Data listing
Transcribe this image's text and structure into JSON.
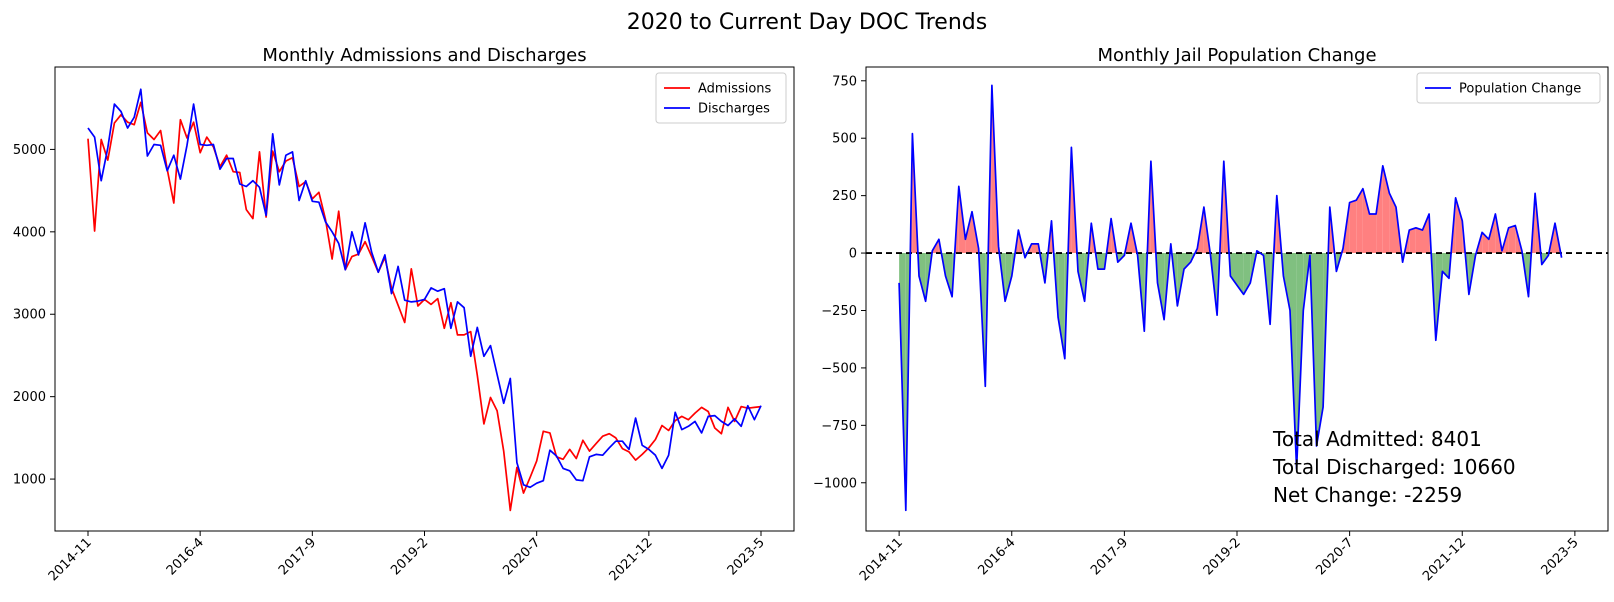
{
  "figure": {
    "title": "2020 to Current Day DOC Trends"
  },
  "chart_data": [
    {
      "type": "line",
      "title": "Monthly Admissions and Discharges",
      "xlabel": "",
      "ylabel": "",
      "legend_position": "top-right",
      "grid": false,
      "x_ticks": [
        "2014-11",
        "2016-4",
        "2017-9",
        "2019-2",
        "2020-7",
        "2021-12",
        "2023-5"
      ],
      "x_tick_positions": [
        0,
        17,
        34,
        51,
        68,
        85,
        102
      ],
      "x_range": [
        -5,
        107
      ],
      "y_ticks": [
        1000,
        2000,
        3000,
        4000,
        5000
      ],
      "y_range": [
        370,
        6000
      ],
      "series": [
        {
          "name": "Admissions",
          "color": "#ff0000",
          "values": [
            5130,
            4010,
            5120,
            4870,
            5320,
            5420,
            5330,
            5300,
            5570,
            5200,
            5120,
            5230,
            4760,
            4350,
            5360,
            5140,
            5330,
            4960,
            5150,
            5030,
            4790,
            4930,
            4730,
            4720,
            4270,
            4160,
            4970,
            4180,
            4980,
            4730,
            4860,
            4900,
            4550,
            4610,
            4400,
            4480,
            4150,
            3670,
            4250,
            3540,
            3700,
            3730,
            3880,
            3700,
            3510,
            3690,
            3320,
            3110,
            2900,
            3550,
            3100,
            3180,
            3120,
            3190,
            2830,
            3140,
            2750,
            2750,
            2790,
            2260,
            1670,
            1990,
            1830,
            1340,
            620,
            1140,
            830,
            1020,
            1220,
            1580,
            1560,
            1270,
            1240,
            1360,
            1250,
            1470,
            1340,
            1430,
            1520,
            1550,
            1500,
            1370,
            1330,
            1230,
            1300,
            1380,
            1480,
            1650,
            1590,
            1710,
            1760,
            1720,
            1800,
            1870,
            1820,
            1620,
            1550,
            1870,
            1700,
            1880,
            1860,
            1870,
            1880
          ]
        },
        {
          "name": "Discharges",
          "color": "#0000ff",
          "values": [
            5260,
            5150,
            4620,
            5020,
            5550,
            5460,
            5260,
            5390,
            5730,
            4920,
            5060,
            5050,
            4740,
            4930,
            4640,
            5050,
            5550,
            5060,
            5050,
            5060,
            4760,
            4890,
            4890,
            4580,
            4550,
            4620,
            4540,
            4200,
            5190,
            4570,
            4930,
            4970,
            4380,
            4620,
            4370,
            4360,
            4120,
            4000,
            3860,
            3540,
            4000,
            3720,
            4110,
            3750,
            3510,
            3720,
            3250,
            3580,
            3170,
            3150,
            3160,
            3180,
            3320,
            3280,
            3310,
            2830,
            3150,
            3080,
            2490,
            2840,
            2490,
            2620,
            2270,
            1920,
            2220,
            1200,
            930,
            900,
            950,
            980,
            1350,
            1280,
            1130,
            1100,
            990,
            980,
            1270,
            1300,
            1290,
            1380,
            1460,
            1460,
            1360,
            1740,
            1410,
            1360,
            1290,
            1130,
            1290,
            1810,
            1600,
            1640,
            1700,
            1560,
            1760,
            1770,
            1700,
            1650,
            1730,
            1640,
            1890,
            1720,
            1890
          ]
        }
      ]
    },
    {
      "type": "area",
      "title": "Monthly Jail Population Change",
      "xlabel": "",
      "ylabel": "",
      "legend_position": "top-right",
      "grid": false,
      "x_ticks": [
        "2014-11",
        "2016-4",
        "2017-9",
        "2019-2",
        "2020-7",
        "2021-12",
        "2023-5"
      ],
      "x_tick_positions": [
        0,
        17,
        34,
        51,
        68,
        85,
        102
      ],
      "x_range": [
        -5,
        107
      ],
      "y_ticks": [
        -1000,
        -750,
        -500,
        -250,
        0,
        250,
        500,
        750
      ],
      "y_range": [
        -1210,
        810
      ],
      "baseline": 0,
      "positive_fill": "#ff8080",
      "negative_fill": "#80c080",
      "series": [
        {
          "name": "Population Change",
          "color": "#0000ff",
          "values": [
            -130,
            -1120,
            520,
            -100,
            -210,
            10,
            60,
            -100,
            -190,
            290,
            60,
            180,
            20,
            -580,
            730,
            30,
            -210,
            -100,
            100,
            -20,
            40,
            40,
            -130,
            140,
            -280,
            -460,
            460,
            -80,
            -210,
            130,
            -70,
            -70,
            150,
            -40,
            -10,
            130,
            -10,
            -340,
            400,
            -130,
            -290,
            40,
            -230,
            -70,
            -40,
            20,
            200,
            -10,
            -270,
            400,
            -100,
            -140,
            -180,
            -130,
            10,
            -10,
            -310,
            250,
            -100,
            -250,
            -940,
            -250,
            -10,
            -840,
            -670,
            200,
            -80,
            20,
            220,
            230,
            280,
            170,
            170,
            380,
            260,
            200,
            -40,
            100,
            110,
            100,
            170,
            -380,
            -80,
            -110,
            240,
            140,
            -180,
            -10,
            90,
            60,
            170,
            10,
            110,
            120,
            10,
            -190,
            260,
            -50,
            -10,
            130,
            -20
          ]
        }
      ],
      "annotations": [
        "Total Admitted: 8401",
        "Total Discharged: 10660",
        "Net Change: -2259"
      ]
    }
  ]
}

--

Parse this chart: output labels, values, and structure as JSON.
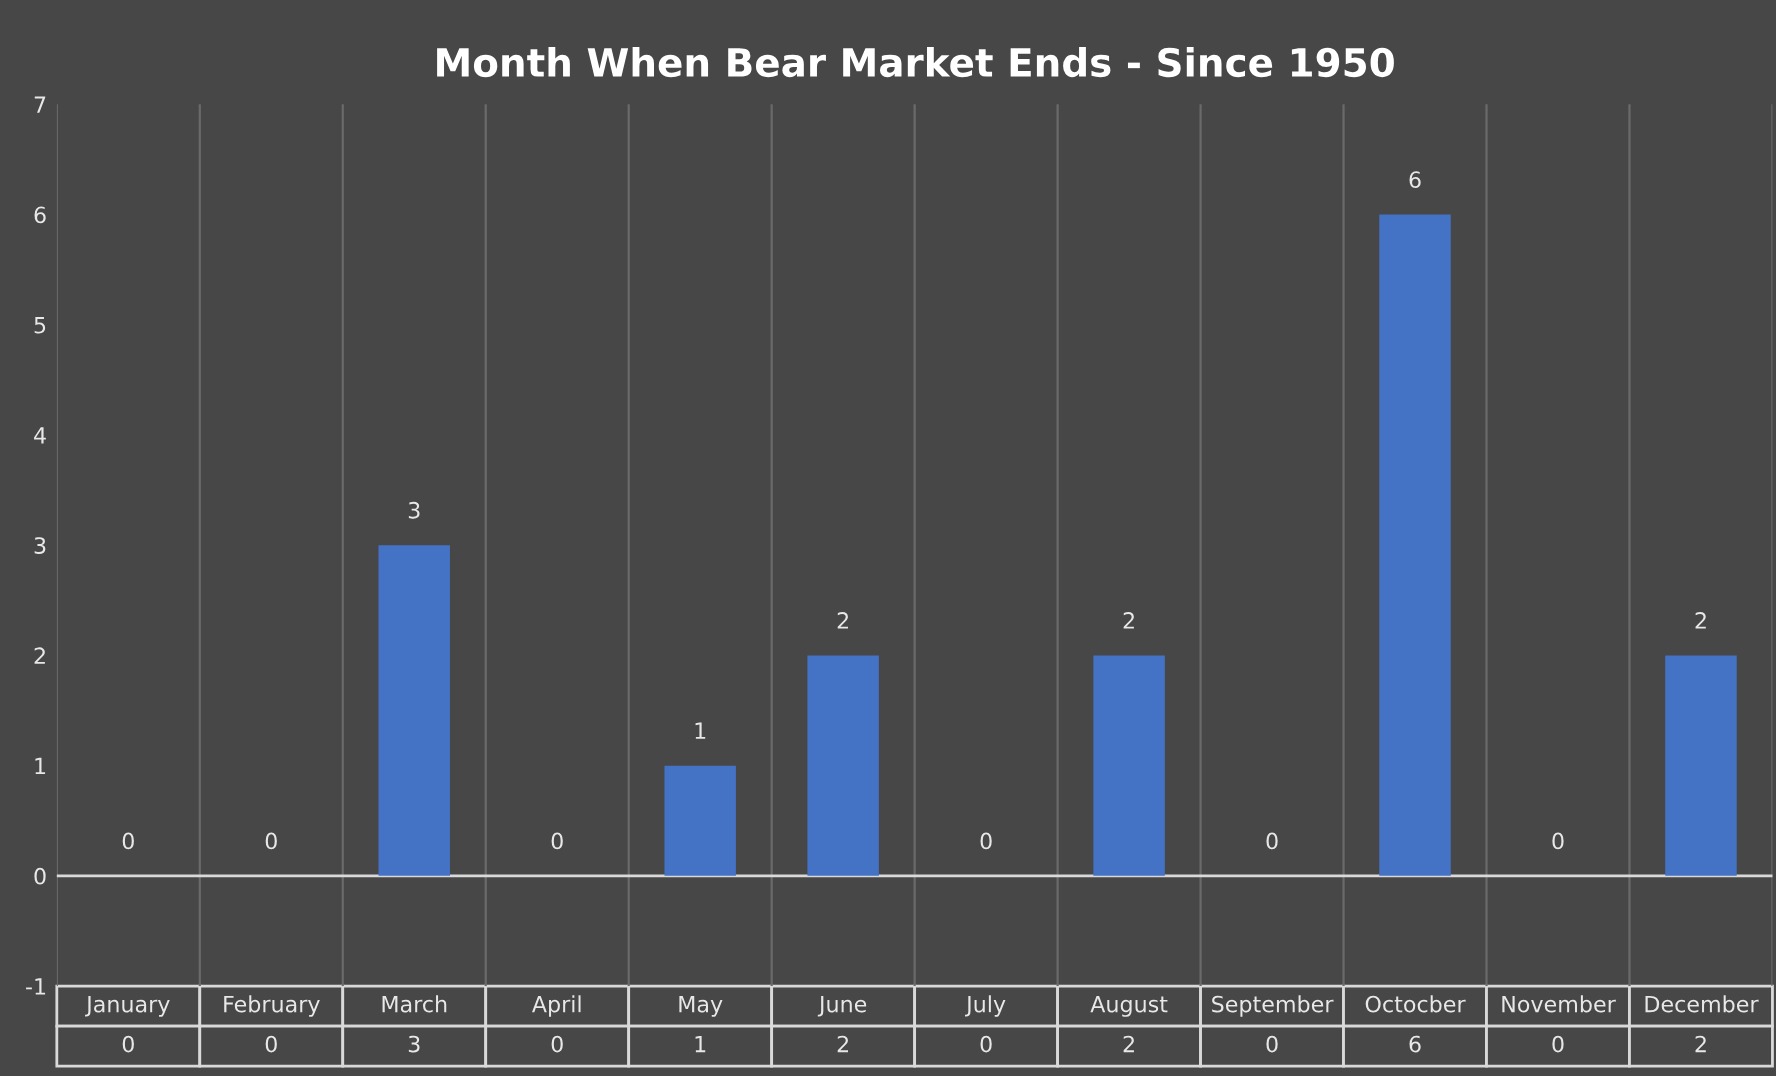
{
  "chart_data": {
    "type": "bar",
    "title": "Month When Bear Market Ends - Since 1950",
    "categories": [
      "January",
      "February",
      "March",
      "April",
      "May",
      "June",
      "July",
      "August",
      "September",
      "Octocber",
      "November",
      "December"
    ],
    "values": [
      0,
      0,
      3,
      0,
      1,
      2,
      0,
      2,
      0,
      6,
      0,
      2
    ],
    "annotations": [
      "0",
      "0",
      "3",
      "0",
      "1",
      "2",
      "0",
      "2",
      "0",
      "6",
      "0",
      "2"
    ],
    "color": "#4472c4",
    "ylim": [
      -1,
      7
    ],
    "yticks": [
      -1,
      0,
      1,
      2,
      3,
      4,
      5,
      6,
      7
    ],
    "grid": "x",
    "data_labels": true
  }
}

**Written request**
Give the number of lines in the data that contain "title", with no other words.

**Written solution**
4